**WHAT IS EXPECTED**
Quote the full listing word for word.

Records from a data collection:
▶

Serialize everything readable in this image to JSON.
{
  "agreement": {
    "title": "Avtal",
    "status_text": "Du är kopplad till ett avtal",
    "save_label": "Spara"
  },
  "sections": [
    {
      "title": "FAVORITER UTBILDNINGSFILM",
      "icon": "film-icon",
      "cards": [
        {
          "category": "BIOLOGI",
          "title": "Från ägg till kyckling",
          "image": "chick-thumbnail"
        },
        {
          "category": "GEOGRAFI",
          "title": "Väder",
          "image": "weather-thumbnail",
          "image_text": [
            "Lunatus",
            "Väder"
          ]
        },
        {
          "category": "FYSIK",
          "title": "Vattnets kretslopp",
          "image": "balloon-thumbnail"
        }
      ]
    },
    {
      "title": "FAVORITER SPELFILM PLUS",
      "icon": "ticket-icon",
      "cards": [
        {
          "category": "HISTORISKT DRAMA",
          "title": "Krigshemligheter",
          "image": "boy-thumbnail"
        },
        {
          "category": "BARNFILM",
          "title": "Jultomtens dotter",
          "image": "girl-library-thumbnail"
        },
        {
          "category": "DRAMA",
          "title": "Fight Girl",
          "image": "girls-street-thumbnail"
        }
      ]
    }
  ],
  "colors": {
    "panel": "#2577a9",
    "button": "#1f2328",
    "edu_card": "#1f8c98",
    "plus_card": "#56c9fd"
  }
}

◀

**ANSWER FOR THIS EXERCISE**
Serialize everything readable in this image to JSON.
{
  "agreement": {
    "title": "Avtal",
    "status_text": "Du är kopplad till ett avtal",
    "save_label": "Spara"
  },
  "sections": [
    {
      "title": "FAVORITER UTBILDNINGSFILM",
      "icon": "film-icon",
      "cards": [
        {
          "category": "BIOLOGI",
          "title": "Från ägg till kyckling",
          "image": "chick-thumbnail"
        },
        {
          "category": "GEOGRAFI",
          "title": "Väder",
          "image": "weather-thumbnail",
          "image_text": [
            "Lunatus",
            "Väder"
          ]
        },
        {
          "category": "FYSIK",
          "title": "Vattnets kretslopp",
          "image": "balloon-thumbnail"
        }
      ]
    },
    {
      "title": "FAVORITER SPELFILM PLUS",
      "icon": "ticket-icon",
      "cards": [
        {
          "category": "HISTORISKT DRAMA",
          "title": "Krigshemligheter",
          "image": "boy-thumbnail"
        },
        {
          "category": "BARNFILM",
          "title": "Jultomtens dotter",
          "image": "girl-library-thumbnail"
        },
        {
          "category": "DRAMA",
          "title": "Fight Girl",
          "image": "girls-street-thumbnail"
        }
      ]
    }
  ],
  "colors": {
    "panel": "#2577a9",
    "button": "#1f2328",
    "edu_card": "#1f8c98",
    "plus_card": "#56c9fd"
  }
}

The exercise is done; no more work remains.